*DOCUMENT*.
The Great Breakup
Women are quiet quitting in their droves and are one microaggression or broken boundary away from a great breakup
Dorothy Dalton wrote about Quiet Quitting in her LinkedIn newsletter suggesting that it was the rebranding of a phenomenon which has been around since people became wage slaves. Today women are quiet quitting in their droves, some have been for years and are one microaggression or broken boundary away from a great breakup
Quiet quitting rebranded
The notion of quiet quitting gained traction following a video posted on TikTok in late July. This short clip which has reached an audience of millions shows a young man sitting in a New York City subway station talking about quiet quitting thus “You are still performing your duties but you’re no longer subscribing to the hustle culture mentality that work has to be your life.”
The term is now being widely coined by Gen Z, the newest cohort in the workplace. This is a generation accused of being too “woke to work,” overindulging in avocado toast, and having the temerity to want to do something meaningful.

*OBJECTIVE*. In the quiet quitting article, where was the young man in the TikTok video sitting? Please answer in one sentence.

*EXCERPTED DATA*.
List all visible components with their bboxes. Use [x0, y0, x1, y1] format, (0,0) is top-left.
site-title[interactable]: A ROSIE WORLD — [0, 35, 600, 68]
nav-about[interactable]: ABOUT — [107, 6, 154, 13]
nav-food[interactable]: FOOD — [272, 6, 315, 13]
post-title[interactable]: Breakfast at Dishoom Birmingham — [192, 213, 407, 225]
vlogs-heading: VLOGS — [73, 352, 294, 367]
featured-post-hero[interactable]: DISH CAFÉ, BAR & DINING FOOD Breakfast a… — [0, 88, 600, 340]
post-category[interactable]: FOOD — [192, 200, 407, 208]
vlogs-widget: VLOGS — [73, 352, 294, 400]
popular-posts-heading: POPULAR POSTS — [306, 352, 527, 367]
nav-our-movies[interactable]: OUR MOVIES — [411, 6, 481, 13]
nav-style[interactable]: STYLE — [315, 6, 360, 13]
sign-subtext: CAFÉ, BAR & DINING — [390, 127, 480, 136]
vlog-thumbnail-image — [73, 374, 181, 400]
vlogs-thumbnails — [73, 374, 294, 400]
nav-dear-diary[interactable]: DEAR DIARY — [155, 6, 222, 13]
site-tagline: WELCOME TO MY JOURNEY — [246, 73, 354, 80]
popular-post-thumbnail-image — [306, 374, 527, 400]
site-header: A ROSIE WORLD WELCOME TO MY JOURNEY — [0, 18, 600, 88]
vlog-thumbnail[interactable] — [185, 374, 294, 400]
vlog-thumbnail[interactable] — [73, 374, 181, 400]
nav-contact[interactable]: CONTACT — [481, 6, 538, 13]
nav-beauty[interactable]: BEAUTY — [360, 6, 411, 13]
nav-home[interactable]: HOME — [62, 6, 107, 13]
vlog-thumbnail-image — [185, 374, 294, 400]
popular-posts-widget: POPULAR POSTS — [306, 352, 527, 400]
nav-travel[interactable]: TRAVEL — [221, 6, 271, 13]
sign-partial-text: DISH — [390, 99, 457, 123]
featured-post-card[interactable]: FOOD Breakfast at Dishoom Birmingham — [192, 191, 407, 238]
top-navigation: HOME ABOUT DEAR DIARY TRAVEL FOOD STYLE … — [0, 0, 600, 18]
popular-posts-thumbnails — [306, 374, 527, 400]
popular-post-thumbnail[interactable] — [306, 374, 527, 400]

*EXPECTED ANSWER*. He was sitting in a New York City subway station.